## DESCRIPTION OF THE TASK
Filter the listing below, copying every line in which the word "бюджетам" appears.

# TASK MATERIAL start

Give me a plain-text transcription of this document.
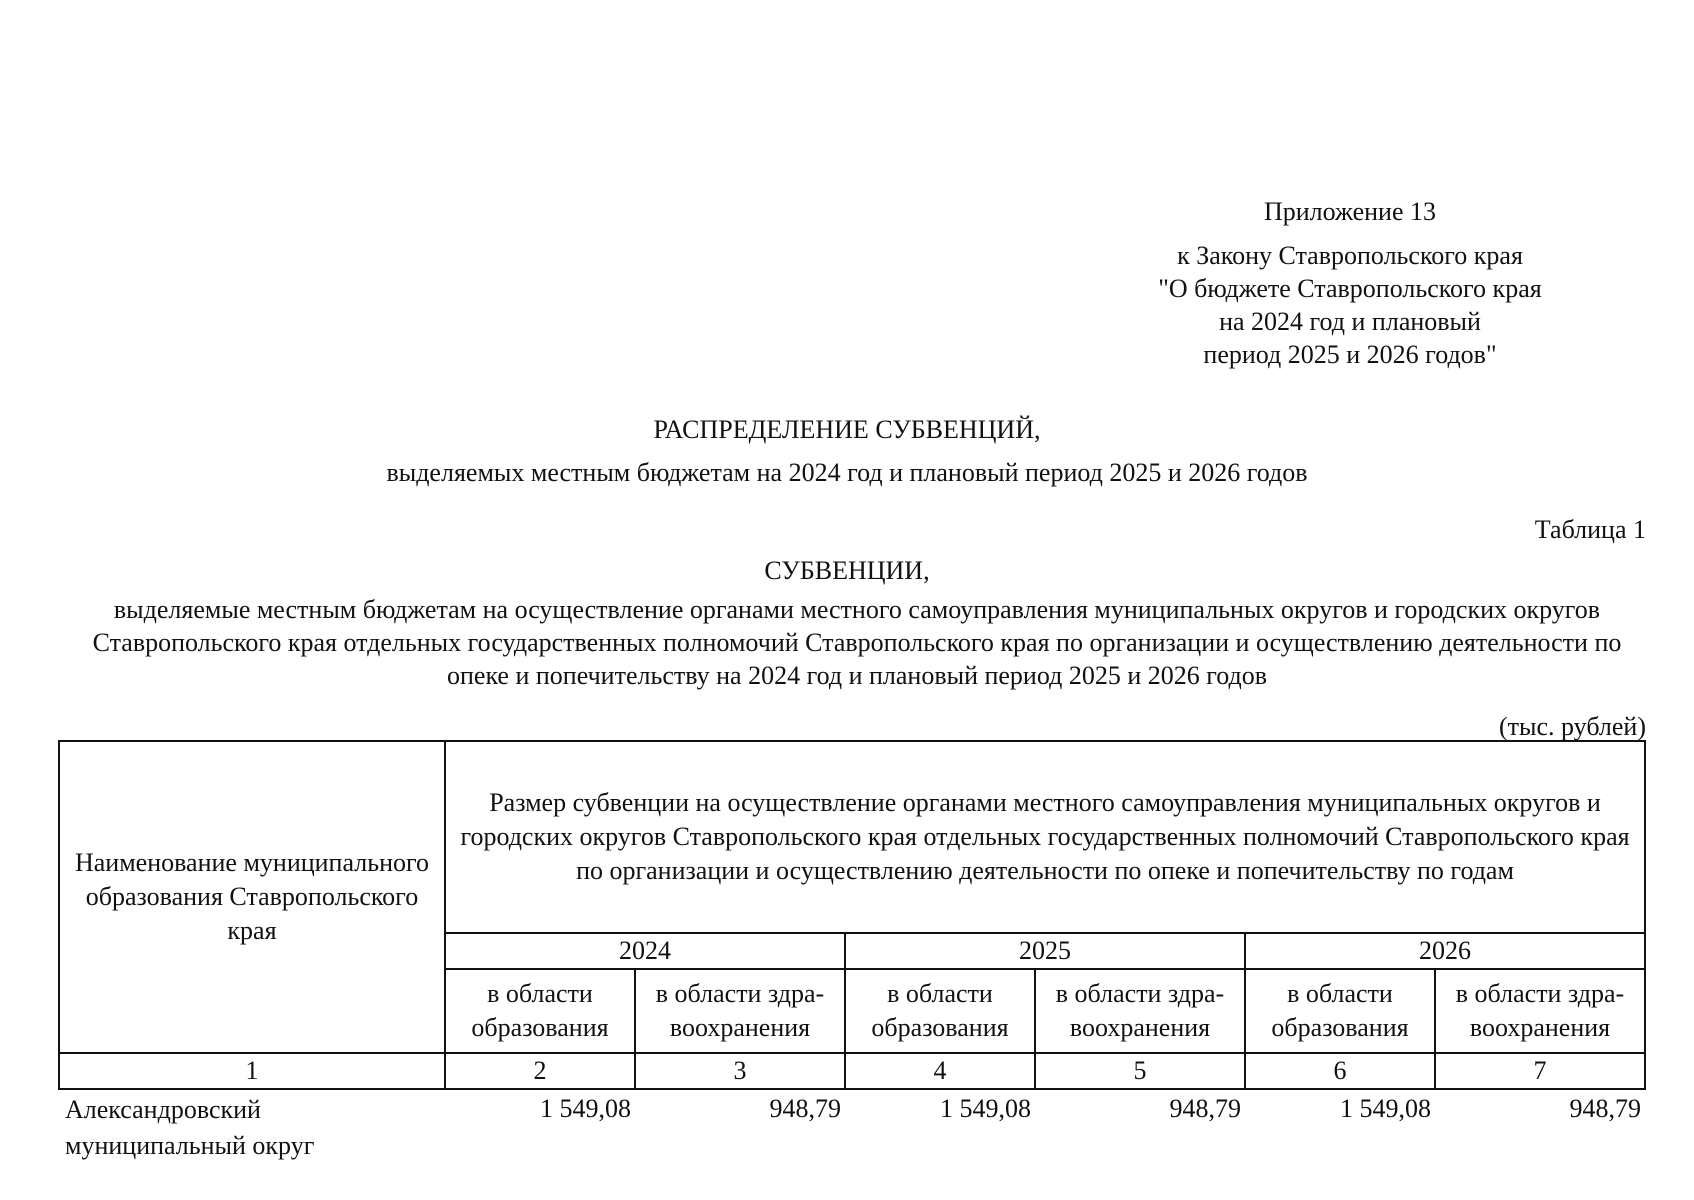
Приложение 13
к Закону Ставропольского края
"О бюджете Ставропольского края
на 2024 год и плановый
период 2025 и 2026 годов"
РАСПРЕДЕЛЕНИЕ СУБВЕНЦИЙ,
выделяемых местным бюджетам на 2024 год и плановый период 2025 и 2026 годов
Таблица 1
СУБВЕНЦИИ,
выделяемые местным бюджетам на осуществление органами местного самоуправления муниципальных округов и городских округов Ставропольского края отдельных государственных полномочий Ставропольского края по организации и осуществлению деятельности по опеке и попечительству на 2024 год и плановый период 2025 и 2026 годов
(тыс. рублей)
Наименование муниципального образования Ставропольского края	Размер субвенции на осуществление органами местного самоуправления муниципальных округов и городских округов Ставропольского края отдельных государственных полномочий Ставропольского края по организации и осуществлению деятельности по опеке и попечительству по годам					
	2024		2025		2026	
	в области образования	в области здра-воохранения	в области образования	в области здра-воохранения	в области образования	в области здра-воохранения
1	2	3	4	5	6	7
Александровский муниципальный округ	1 549,08	948,79	1 549,08	948,79	1 549,08	948,79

# TASK MATERIAL end

## WORKED ANSWER
выделяемых местным бюджетам на 2024 год и плановый период 2025 и 2026 годов
выделяемые местным бюджетам на осуществление органами местного самоуправления муниципальных округов и городских округов Ставропольского края отдельных государственных полномочий Ставропольского края по организации и осуществлению деятельности по опеке и попечительству на 2024 год и плановый период 2025 и 2026 годов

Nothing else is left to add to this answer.